(Lines of data)
+++

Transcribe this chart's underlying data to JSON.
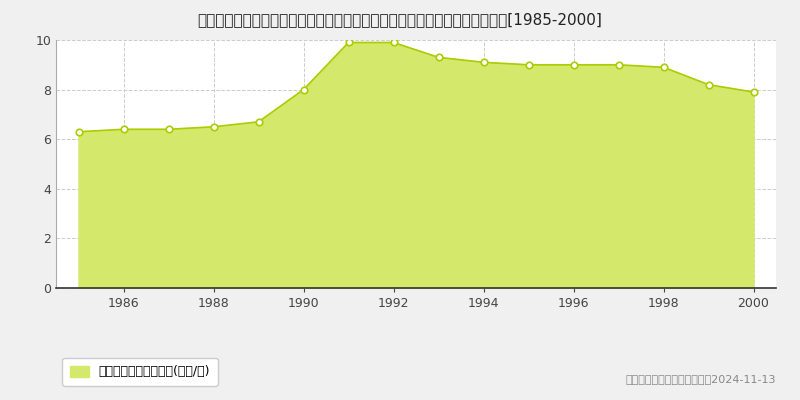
{
  "years": [
    1985,
    1986,
    1987,
    1988,
    1989,
    1990,
    1991,
    1992,
    1993,
    1994,
    1995,
    1996,
    1997,
    1998,
    1999,
    2000
  ],
  "values": [
    6.3,
    6.4,
    6.4,
    6.5,
    6.7,
    8.0,
    9.9,
    9.9,
    9.3,
    9.1,
    9.0,
    9.0,
    9.0,
    8.9,
    8.2,
    7.9
  ],
  "title": "愛知県愛知郡東郷町大字春木字上针廆間Ｕ８８番８５　公示地価　地価推移[1985-2000]",
  "fill_color": "#d4e96b",
  "line_color": "#aacc00",
  "marker_color": "white",
  "marker_edge_color": "#aacc00",
  "background_color": "#f0f0f0",
  "plot_bg_color": "#ffffff",
  "ylim": [
    0,
    10
  ],
  "yticks": [
    0,
    2,
    4,
    6,
    8,
    10
  ],
  "xtick_years": [
    1986,
    1988,
    1990,
    1992,
    1994,
    1996,
    1998,
    2000
  ],
  "legend_label": "公示地価　平均啶単価(万円/啶)",
  "copyright_text": "（Ｃ）土地価格ドットコム　2024-11-13",
  "grid_color": "#cccccc",
  "title_fontsize": 11,
  "tick_fontsize": 9,
  "legend_fontsize": 9,
  "copyright_fontsize": 8
}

+++

WHAT IS EXPECTED
Print out the material word for word, omitting the pictures.

RESULT BELOW
Transcribe this chart's underlying data to JSON.
{
  "years": [
    1985,
    1986,
    1987,
    1988,
    1989,
    1990,
    1991,
    1992,
    1993,
    1994,
    1995,
    1996,
    1997,
    1998,
    1999,
    2000
  ],
  "values": [
    6.3,
    6.4,
    6.4,
    6.5,
    6.7,
    8.0,
    9.9,
    9.9,
    9.3,
    9.1,
    9.0,
    9.0,
    9.0,
    8.9,
    8.2,
    7.9
  ],
  "title": "愛知県愛知郡東郷町大字春木字上针廆間Ｕ８８番８５　公示地価　地価推移[1985-2000]",
  "fill_color": "#d4e96b",
  "line_color": "#aacc00",
  "marker_color": "white",
  "marker_edge_color": "#aacc00",
  "background_color": "#f0f0f0",
  "plot_bg_color": "#ffffff",
  "ylim": [
    0,
    10
  ],
  "yticks": [
    0,
    2,
    4,
    6,
    8,
    10
  ],
  "xtick_years": [
    1986,
    1988,
    1990,
    1992,
    1994,
    1996,
    1998,
    2000
  ],
  "legend_label": "公示地価　平均啶単価(万円/啶)",
  "copyright_text": "（Ｃ）土地価格ドットコム　2024-11-13",
  "grid_color": "#cccccc",
  "title_fontsize": 11,
  "tick_fontsize": 9,
  "legend_fontsize": 9,
  "copyright_fontsize": 8
}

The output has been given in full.